Rows from a dataset:
┄┄┄┄┄┄┄┄┄┄
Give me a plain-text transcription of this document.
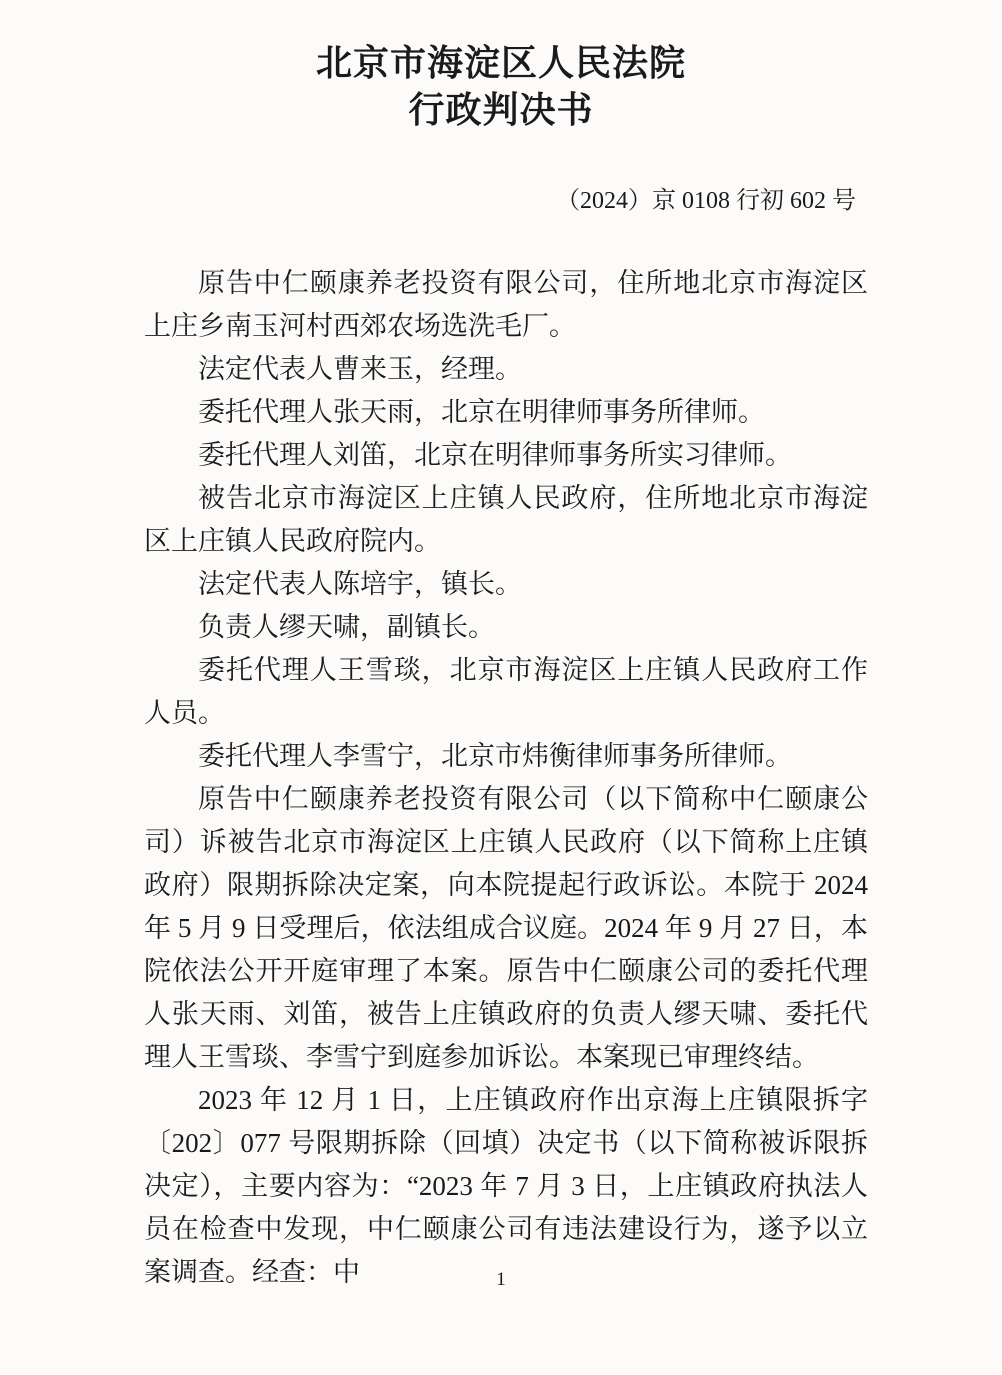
北京市海淀区人民法院
行政判决书
（2024）京 0108 行初 602 号

原告中仁颐康养老投资有限公司，住所地北京市海淀区上庄乡南玉河村西郊农场选洗毛厂。

法定代表人曹来玉，经理。

委托代理人张天雨，北京在明律师事务所律师。

委托代理人刘笛，北京在明律师事务所实习律师。

被告北京市海淀区上庄镇人民政府，住所地北京市海淀区上庄镇人民政府院内。

法定代表人陈培宇，镇长。

负责人缪天啸，副镇长。

委托代理人王雪琰，北京市海淀区上庄镇人民政府工作人员。

委托代理人李雪宁，北京市炜衡律师事务所律师。

原告中仁颐康养老投资有限公司（以下简称中仁颐康公司）诉被告北京市海淀区上庄镇人民政府（以下简称上庄镇政府）限期拆除决定案，向本院提起行政诉讼。本院于 2024 年 5 月 9 日受理后，依法组成合议庭。2024 年 9 月 27 日，本院依法公开开庭审理了本案。原告中仁颐康公司的委托代理人张天雨、刘笛，被告上庄镇政府的负责人缪天啸、委托代理人王雪琰、李雪宁到庭参加诉讼。本案现已审理终结。

2023 年 12 月 1 日，上庄镇政府作出京海上庄镇限拆字〔202〕077 号限期拆除（回填）决定书（以下简称被诉限拆决定），主要内容为：“2023 年 7 月 3 日，上庄镇政府执法人员在检查中发现，中仁颐康公司有违法建设行为，遂予以立案调查。经查：中	1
┄┄┄┄┄┄┄┄┄┄
_What is needed_. Print the complete listing exactly, apart from any pictures.

_Solution to the exercise_.
Give me a plain-text transcription of this document.
北京市海淀区人民法院
行政判决书
（2024）京 0108 行初 602 号

原告中仁颐康养老投资有限公司，住所地北京市海淀区上庄乡南玉河村西郊农场选洗毛厂。

法定代表人曹来玉，经理。

委托代理人张天雨，北京在明律师事务所律师。

委托代理人刘笛，北京在明律师事务所实习律师。

被告北京市海淀区上庄镇人民政府，住所地北京市海淀区上庄镇人民政府院内。

法定代表人陈培宇，镇长。

负责人缪天啸，副镇长。

委托代理人王雪琰，北京市海淀区上庄镇人民政府工作人员。

委托代理人李雪宁，北京市炜衡律师事务所律师。

原告中仁颐康养老投资有限公司（以下简称中仁颐康公司）诉被告北京市海淀区上庄镇人民政府（以下简称上庄镇政府）限期拆除决定案，向本院提起行政诉讼。本院于 2024 年 5 月 9 日受理后，依法组成合议庭。2024 年 9 月 27 日，本院依法公开开庭审理了本案。原告中仁颐康公司的委托代理人张天雨、刘笛，被告上庄镇政府的负责人缪天啸、委托代理人王雪琰、李雪宁到庭参加诉讼。本案现已审理终结。

2023 年 12 月 1 日，上庄镇政府作出京海上庄镇限拆字〔202〕077 号限期拆除（回填）决定书（以下简称被诉限拆决定），主要内容为：“2023 年 7 月 3 日，上庄镇政府执法人员在检查中发现，中仁颐康公司有违法建设行为，遂予以立案调查。经查：中	1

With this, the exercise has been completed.